> **GIVEN INSTRUCTION**: Each line below should be retyped exactly, with no pictures.

[start of SOURCE RECORDS]

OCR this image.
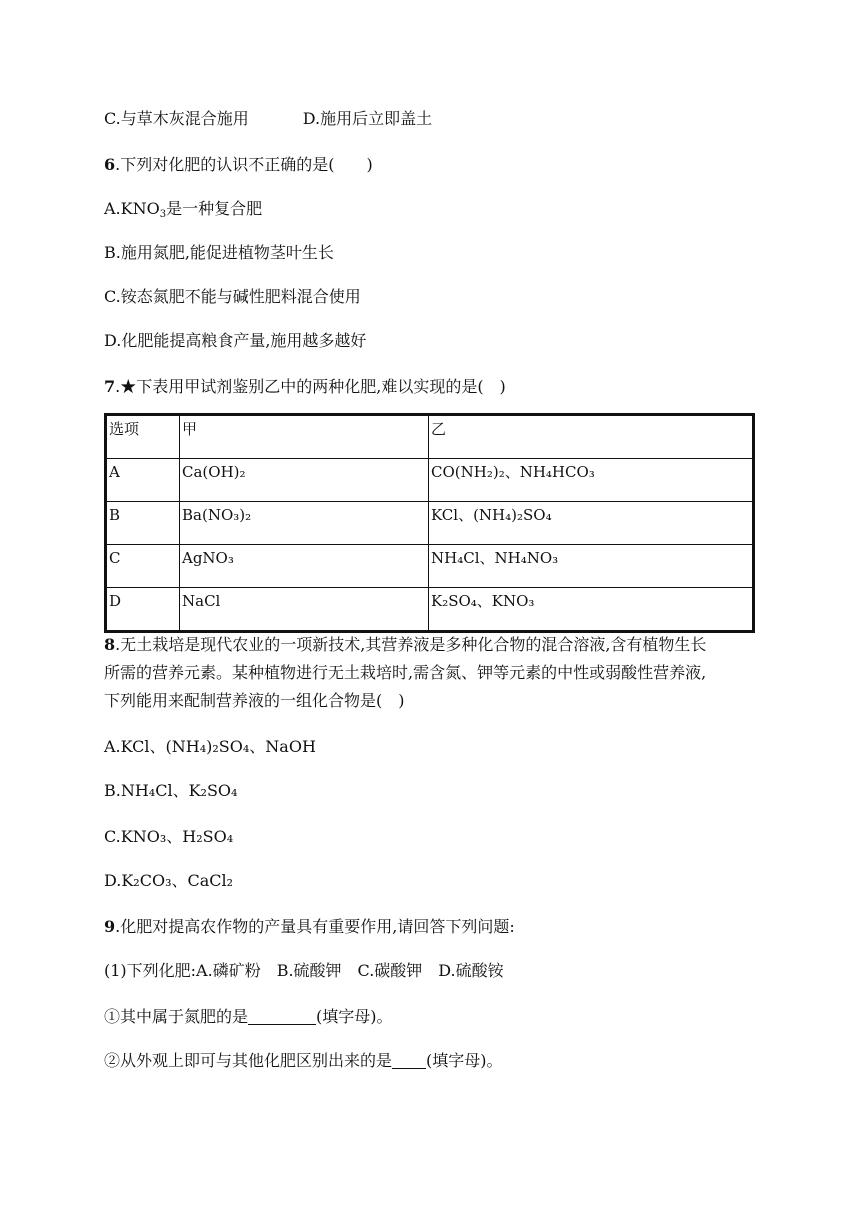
C.与草木灰混合施用	D.施用后立即盖土
6.下列对化肥的认识不正确的是(　　)
$A.KNO_3$是一种复合肥
B.施用氮肥,能促进植物茎叶生长
C.铵态氮肥不能与碱性肥料混合使用
D.化肥能提高粮食产量,施用越多越好
7.★下表用甲试剂鉴别乙中的两种化肥,难以实现的是(　)
选项	甲	乙
A	Ca(OH)₂	CO(NH₂)₂、NH₄HCO₃
B	Ba(NO₃)₂	KCl、(NH₄)₂SO₄
C	AgNO₃	NH₄Cl、NH₄NO₃
D	NaCl	K₂SO₄、KNO₃
8.无土栽培是现代农业的一项新技术,其营养液是多种化合物的混合溶液,含有植物生长
所需的营养元素。某种植物进行无土栽培时,需含氮、钾等元素的中性或弱酸性营养液,
下列能用来配制营养液的一组化合物是(　)
A.KCl、(NH₄)₂SO₄、NaOH
B.NH₄Cl、K₂SO₄
C.KNO₃、H₂SO₄
D.K₂CO₃、CaCl₂
9.化肥对提高农作物的产量具有重要作用,请回答下列问题:
(1)下列化肥:A.磷矿粉　B.硫酸钾　C.碳酸钾　D.硫酸铵
①其中属于氮肥的是	(填字母)。
②从外观上即可与其他化肥区别出来的是 (填字母)。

[end of SOURCE RECORDS]

> **WORKED ANSWER**:
OCR this image.
C.与草木灰混合施用	D.施用后立即盖土
6.下列对化肥的认识不正确的是(　　)
$A.KNO_3$是一种复合肥
B.施用氮肥,能促进植物茎叶生长
C.铵态氮肥不能与碱性肥料混合使用
D.化肥能提高粮食产量,施用越多越好
7.★下表用甲试剂鉴别乙中的两种化肥,难以实现的是(　)
选项	甲	乙
A	Ca(OH)₂	CO(NH₂)₂、NH₄HCO₃
B	Ba(NO₃)₂	KCl、(NH₄)₂SO₄
C	AgNO₃	NH₄Cl、NH₄NO₃
D	NaCl	K₂SO₄、KNO₃
8.无土栽培是现代农业的一项新技术,其营养液是多种化合物的混合溶液,含有植物生长
所需的营养元素。某种植物进行无土栽培时,需含氮、钾等元素的中性或弱酸性营养液,
下列能用来配制营养液的一组化合物是(　)
A.KCl、(NH₄)₂SO₄、NaOH
B.NH₄Cl、K₂SO₄
C.KNO₃、H₂SO₄
D.K₂CO₃、CaCl₂
9.化肥对提高农作物的产量具有重要作用,请回答下列问题:
(1)下列化肥:A.磷矿粉　B.硫酸钾　C.碳酸钾　D.硫酸铵
①其中属于氮肥的是	(填字母)。
②从外观上即可与其他化肥区别出来的是 (填字母)。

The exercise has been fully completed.